Entries shown:

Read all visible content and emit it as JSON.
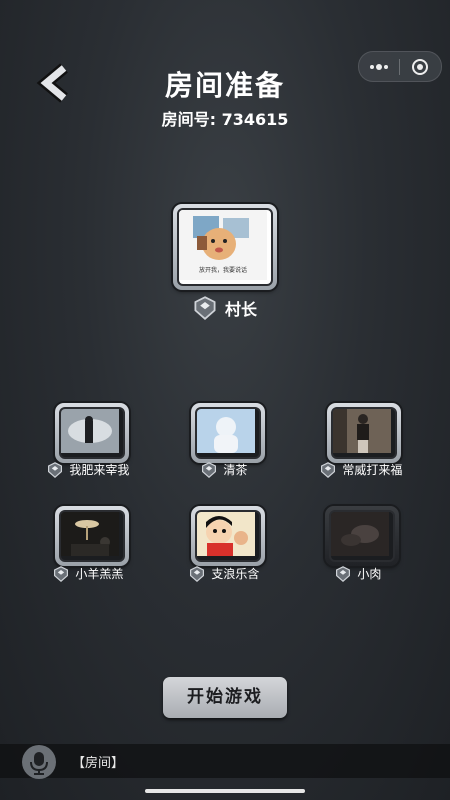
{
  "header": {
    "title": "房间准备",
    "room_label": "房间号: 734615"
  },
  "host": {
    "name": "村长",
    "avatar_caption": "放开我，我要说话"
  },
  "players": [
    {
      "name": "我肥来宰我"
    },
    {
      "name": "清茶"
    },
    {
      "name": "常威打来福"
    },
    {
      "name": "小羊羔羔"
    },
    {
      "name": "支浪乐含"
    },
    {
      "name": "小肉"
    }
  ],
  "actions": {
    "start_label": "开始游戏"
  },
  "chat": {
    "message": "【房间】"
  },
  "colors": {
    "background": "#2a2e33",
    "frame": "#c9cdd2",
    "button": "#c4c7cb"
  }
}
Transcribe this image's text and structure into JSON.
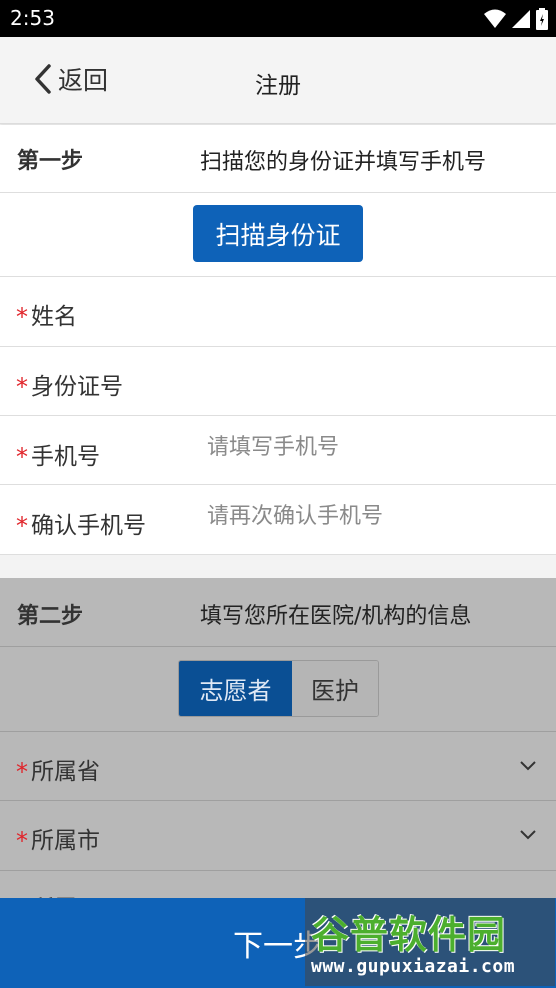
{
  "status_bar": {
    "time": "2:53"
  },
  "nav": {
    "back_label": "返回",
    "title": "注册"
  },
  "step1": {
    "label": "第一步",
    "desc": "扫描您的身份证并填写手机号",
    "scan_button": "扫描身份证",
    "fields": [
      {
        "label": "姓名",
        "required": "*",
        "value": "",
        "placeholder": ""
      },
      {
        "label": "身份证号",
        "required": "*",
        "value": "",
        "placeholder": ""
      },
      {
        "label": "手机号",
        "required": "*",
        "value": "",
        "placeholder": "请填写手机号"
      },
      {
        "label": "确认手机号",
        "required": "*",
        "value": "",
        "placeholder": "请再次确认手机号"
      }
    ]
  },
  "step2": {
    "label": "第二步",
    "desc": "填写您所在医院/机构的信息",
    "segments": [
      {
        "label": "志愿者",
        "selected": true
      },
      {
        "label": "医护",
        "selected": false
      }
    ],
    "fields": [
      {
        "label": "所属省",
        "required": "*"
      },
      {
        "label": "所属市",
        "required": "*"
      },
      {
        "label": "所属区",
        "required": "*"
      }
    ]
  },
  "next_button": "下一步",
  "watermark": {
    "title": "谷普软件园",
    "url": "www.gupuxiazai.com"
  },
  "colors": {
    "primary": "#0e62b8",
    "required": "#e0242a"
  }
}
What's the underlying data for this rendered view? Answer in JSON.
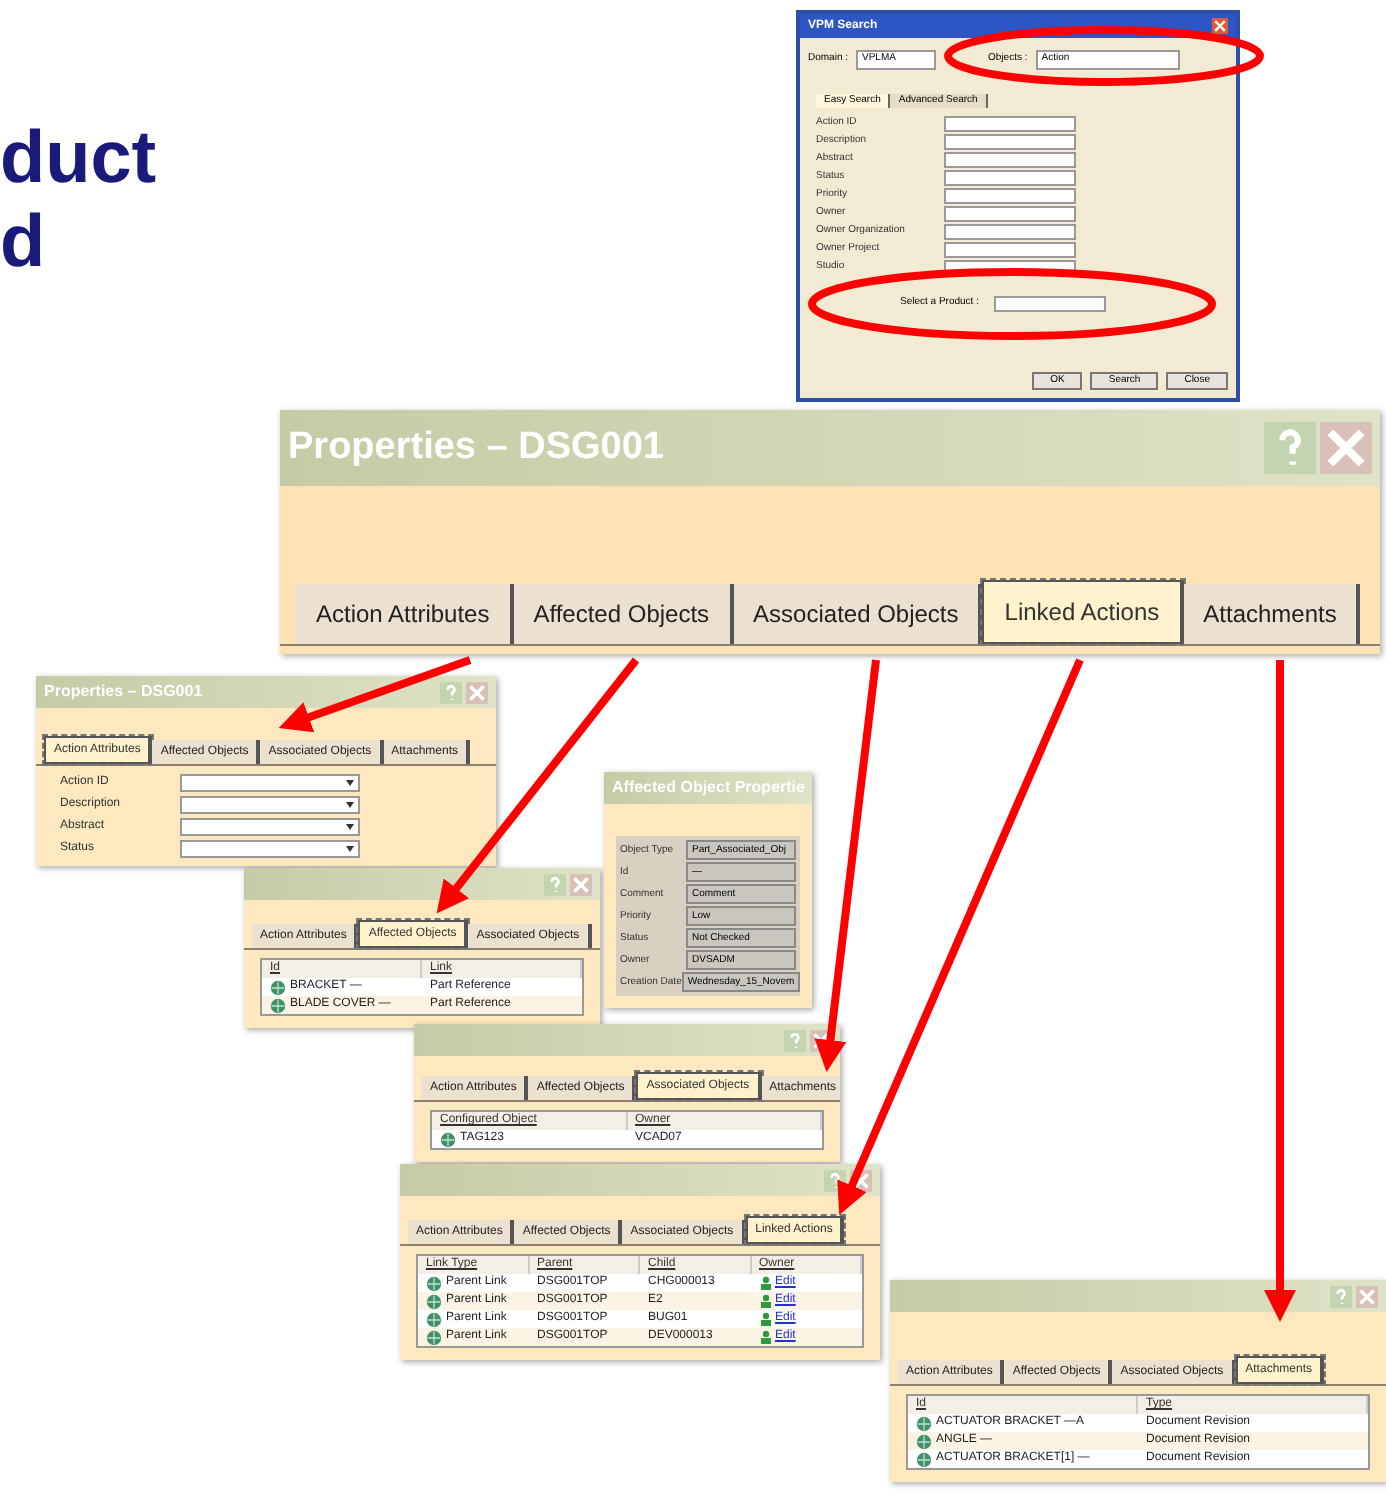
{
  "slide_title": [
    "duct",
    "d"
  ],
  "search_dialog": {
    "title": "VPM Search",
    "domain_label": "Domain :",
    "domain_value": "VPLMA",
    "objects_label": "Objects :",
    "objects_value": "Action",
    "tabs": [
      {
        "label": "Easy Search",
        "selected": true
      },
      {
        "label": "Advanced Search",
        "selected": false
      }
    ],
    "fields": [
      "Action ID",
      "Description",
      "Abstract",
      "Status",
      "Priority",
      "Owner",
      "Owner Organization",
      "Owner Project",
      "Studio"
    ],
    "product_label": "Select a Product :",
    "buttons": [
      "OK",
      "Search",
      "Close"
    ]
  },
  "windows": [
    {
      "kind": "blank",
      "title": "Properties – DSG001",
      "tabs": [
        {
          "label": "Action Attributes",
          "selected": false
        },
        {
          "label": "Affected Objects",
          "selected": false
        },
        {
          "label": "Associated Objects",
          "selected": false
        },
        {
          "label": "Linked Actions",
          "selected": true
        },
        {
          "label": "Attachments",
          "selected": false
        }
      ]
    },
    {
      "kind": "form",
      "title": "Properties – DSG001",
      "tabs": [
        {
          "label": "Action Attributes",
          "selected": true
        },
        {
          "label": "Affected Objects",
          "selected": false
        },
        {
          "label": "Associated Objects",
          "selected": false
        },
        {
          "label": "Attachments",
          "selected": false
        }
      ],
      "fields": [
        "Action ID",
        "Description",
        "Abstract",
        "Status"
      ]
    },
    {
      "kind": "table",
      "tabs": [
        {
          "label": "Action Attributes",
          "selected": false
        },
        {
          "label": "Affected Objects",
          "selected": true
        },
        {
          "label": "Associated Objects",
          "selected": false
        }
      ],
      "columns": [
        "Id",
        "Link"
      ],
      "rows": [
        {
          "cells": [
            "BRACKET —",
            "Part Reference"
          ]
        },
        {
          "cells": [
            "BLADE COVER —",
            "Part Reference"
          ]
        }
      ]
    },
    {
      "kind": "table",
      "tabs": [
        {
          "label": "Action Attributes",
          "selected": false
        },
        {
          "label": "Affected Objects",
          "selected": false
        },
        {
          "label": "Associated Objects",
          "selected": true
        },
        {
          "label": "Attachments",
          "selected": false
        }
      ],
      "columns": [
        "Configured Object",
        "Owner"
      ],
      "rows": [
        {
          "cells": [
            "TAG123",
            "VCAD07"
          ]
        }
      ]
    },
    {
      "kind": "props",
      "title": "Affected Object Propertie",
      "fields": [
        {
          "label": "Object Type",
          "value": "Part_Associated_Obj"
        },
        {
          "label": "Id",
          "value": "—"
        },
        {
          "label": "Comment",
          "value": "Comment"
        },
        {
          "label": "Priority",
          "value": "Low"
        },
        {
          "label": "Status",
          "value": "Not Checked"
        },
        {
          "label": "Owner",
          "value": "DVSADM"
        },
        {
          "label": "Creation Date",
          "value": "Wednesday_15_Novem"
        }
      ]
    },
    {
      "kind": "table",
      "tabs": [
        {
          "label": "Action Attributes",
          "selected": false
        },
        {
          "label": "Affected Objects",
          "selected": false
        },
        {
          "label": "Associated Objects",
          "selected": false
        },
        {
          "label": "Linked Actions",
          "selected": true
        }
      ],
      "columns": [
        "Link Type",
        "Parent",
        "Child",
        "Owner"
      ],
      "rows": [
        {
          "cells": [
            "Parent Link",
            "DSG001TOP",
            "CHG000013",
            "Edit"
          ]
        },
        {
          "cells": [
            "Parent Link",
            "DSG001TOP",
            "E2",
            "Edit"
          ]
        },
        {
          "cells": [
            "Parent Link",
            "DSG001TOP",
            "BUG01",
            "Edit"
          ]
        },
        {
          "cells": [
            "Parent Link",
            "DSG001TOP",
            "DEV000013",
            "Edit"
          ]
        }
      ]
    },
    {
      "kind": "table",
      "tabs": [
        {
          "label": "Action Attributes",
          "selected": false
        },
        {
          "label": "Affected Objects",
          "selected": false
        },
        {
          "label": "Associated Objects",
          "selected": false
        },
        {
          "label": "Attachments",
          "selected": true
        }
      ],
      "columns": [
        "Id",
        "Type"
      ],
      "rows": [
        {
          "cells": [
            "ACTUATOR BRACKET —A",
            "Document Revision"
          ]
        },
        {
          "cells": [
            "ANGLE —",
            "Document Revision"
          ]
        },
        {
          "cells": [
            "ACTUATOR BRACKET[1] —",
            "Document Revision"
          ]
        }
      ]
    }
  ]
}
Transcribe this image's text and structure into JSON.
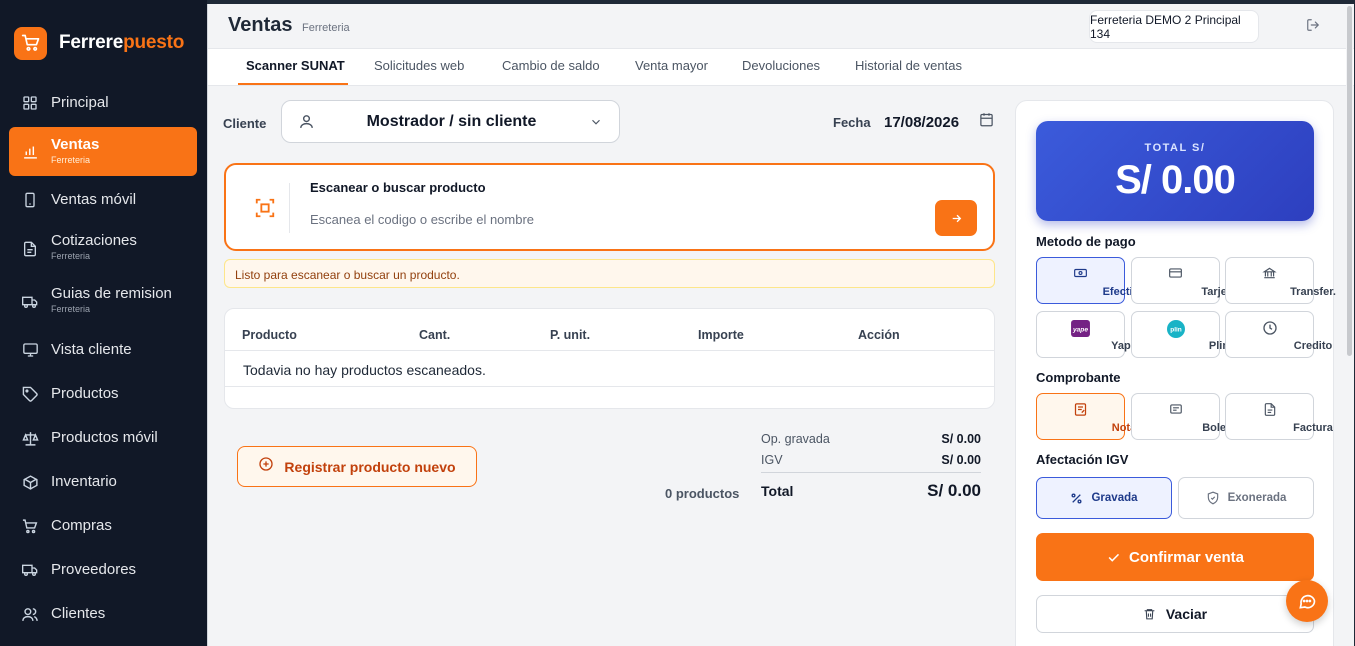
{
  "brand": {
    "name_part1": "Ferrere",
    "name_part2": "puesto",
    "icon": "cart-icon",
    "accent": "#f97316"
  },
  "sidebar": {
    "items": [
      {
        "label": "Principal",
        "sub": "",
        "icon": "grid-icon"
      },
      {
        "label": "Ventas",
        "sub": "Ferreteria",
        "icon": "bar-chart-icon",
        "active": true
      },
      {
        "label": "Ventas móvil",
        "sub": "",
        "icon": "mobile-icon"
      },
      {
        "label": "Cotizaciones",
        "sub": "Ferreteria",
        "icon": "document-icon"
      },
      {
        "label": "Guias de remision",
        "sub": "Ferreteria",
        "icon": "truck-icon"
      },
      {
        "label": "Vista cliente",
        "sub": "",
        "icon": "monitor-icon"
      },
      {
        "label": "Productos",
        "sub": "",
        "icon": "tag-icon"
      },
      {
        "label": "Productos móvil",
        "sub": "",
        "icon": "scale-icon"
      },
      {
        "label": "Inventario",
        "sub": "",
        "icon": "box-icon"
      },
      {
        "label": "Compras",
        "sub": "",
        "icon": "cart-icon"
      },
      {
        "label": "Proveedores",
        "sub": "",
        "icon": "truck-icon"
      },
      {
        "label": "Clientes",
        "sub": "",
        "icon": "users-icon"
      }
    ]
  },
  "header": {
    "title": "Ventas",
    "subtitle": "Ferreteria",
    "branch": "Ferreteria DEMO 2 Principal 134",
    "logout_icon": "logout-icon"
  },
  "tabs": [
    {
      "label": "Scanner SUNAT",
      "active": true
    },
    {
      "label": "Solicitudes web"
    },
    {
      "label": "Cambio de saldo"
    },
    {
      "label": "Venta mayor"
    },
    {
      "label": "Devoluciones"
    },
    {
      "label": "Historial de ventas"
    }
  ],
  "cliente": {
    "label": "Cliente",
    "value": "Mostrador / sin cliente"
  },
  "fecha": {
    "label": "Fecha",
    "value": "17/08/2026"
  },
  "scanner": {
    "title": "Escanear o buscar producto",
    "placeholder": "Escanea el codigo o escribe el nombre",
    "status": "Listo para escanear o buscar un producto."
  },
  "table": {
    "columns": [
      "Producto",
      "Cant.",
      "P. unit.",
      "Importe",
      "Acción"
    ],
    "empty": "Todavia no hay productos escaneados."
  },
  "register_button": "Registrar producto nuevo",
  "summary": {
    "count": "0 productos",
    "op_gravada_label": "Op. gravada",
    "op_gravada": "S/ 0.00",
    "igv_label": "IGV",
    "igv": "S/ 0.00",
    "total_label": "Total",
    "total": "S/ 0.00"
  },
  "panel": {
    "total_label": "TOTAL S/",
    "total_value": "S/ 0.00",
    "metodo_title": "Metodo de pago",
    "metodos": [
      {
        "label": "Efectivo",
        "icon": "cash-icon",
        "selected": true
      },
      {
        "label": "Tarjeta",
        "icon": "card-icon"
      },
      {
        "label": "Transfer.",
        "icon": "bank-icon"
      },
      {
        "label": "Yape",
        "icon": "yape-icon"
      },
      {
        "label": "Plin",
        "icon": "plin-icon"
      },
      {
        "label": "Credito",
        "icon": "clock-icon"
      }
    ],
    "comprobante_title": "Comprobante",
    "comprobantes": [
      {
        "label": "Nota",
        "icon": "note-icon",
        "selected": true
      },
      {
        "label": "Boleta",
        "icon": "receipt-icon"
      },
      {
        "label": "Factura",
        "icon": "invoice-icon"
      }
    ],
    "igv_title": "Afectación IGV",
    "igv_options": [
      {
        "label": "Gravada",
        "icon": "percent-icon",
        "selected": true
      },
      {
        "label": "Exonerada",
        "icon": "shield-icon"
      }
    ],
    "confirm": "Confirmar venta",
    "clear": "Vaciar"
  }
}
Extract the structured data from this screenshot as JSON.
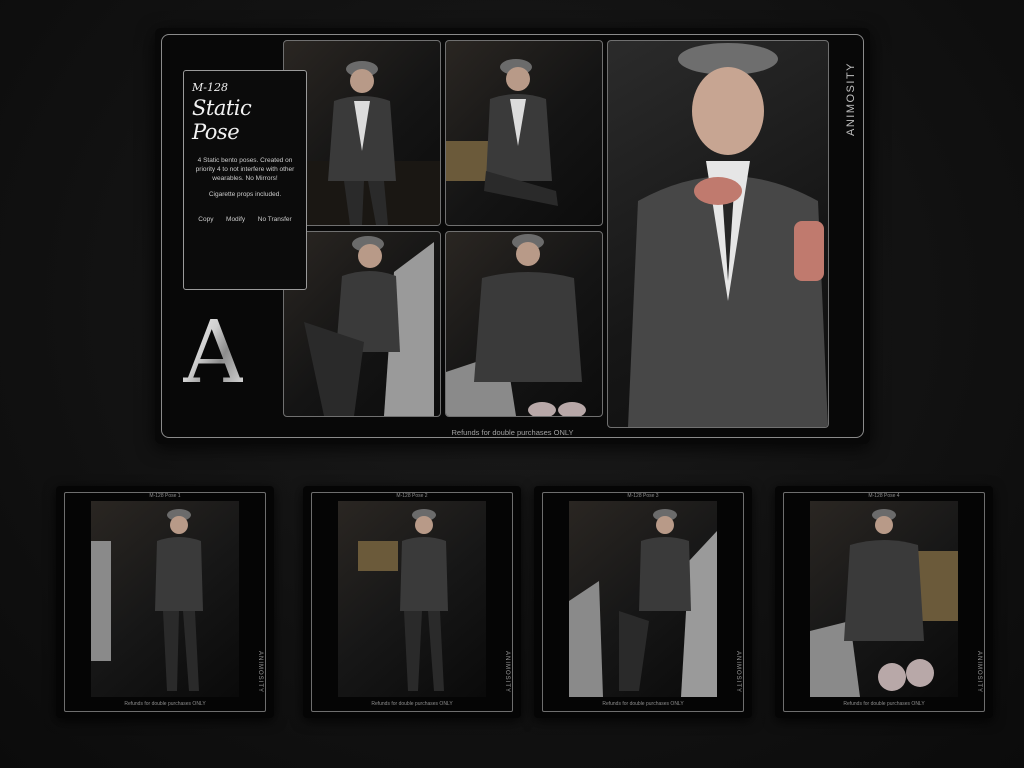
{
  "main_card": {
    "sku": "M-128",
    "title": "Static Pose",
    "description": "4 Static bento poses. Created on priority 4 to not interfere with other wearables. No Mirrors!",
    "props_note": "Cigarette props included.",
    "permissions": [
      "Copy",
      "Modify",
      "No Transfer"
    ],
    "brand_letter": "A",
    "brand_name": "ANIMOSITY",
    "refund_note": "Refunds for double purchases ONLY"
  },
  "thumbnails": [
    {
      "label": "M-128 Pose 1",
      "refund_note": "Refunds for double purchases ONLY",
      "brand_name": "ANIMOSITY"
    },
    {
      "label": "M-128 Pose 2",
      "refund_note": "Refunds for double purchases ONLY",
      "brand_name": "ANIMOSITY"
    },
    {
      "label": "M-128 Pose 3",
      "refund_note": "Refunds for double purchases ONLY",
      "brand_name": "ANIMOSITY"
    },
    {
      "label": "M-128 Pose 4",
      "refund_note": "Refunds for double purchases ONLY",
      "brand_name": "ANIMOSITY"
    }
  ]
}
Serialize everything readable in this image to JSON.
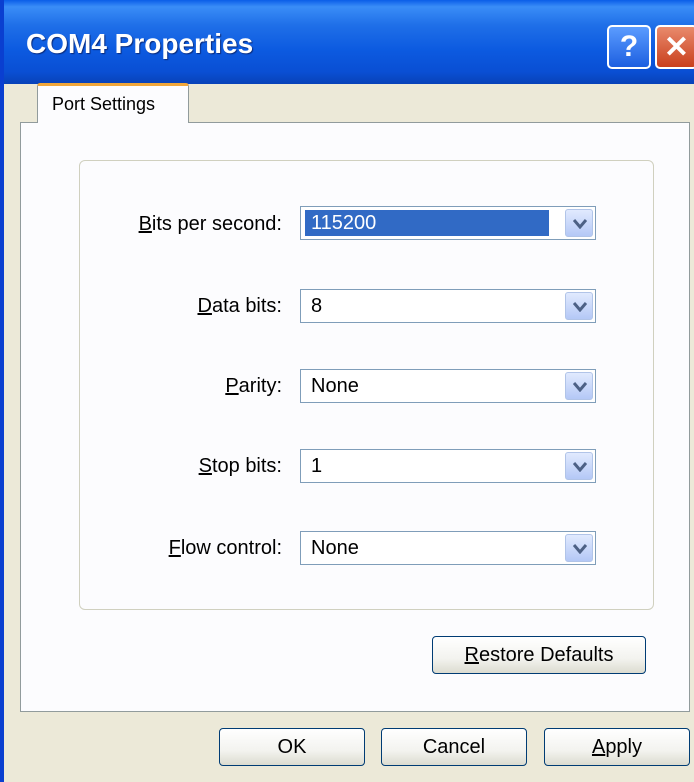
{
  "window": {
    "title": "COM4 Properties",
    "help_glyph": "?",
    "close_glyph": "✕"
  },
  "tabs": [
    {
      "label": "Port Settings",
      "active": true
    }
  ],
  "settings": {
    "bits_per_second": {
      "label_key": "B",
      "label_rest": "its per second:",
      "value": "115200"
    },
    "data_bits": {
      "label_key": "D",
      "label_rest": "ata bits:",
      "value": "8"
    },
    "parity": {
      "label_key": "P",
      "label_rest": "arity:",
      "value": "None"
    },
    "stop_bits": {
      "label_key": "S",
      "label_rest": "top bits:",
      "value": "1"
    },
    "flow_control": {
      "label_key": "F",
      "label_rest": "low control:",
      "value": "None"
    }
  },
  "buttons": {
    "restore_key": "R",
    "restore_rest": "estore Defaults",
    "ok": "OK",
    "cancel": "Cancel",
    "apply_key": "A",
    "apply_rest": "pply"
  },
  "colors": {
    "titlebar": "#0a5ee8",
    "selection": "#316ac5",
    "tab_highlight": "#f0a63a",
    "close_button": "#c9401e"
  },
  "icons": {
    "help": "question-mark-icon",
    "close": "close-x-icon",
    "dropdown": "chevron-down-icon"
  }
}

Your objective: Using the listing above, pull out all lines that hold the word "this".

Reply:
Transcribe this image's text and structure into JSON.
What's the underlying data for this rendered view? Answer in JSON.
Transcribe this image's text and structure into JSON.
Extract the structured data from this screenshot as JSON.
Serialize everything readable in this image to JSON.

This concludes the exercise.